▸ Task objective
An exact reproduction of the records is required, with all images left out.
---- Given information
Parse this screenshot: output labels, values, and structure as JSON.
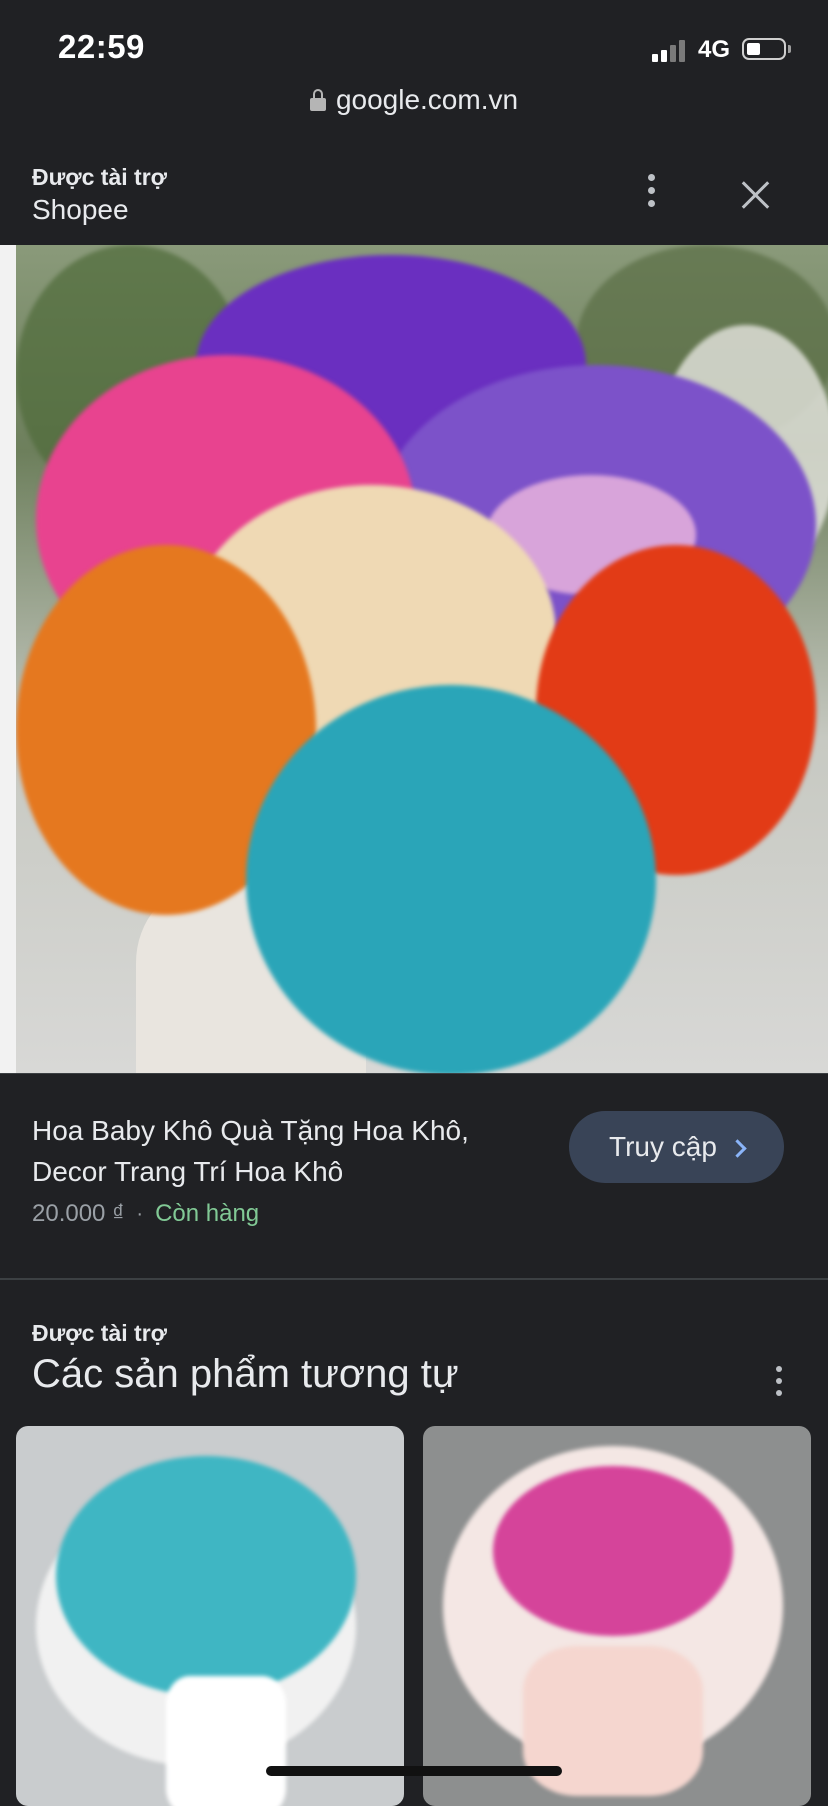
{
  "status_bar": {
    "time": "22:59",
    "network": "4G",
    "signal_bars": 2,
    "battery_level": 0.25
  },
  "browser": {
    "url": "google.com.vn"
  },
  "sponsor": {
    "label": "Được tài trợ",
    "name": "Shopee"
  },
  "product": {
    "title": "Hoa Baby Khô Quà Tặng Hoa Khô, Decor Trang Trí Hoa Khô",
    "price": "20.000 ₫",
    "separator": "·",
    "stock": "Còn hàng",
    "visit_label": "Truy cập"
  },
  "similar": {
    "sponsor_label": "Được tài trợ",
    "title": "Các sản phẩm tương tự"
  },
  "colors": {
    "background": "#202124",
    "accent": "#8ab4f8",
    "stock_green": "#81c995",
    "button": "#394457"
  },
  "icons": [
    "lock-icon",
    "more-vert-icon",
    "close-icon",
    "chevron-right-icon"
  ]
}
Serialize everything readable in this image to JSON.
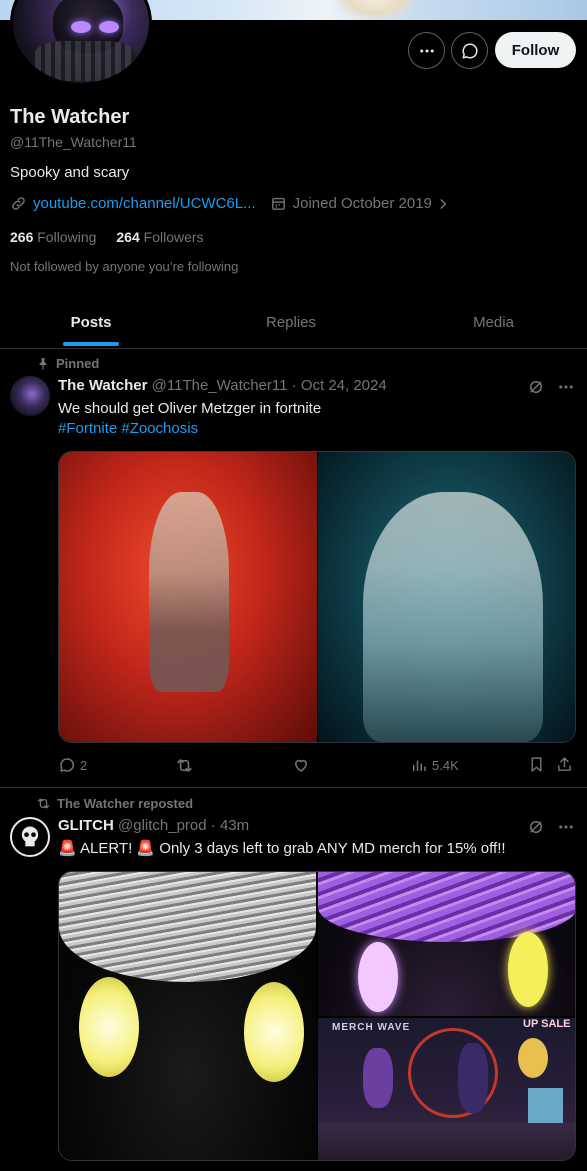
--------
▸ Written response
Parse this screenshot: output labels, values, and structure as JSON.
{
  "status_bar": {
    "time": "22:59",
    "network": "4G",
    "signal_bars": 2,
    "battery_level": 0.25
  },
  "browser": {
    "url": "google.com.vn"
  },
  "sponsor": {
    "label": "Được tài trợ",
    "name": "Shopee"
  },
  "product": {
    "title": "Hoa Baby Khô Quà Tặng Hoa Khô, Decor Trang Trí Hoa Khô",
    "price": "20.000 ₫",
    "separator": "·",
    "stock": "Còn hàng",
    "visit_label": "Truy cập"
  },
  "similar": {
    "sponsor_label": "Được tài trợ",
    "title": "Các sản phẩm tương tự"
  },
  "colors": {
    "background": "#202124",
    "accent": "#8ab4f8",
    "stock_green": "#81c995",
    "button": "#394457"
  },
  "icons": [
    "lock-icon",
    "more-vert-icon",
    "close-icon",
    "chevron-right-icon"
  ]
}
Serialize everything readable in this image to JSON.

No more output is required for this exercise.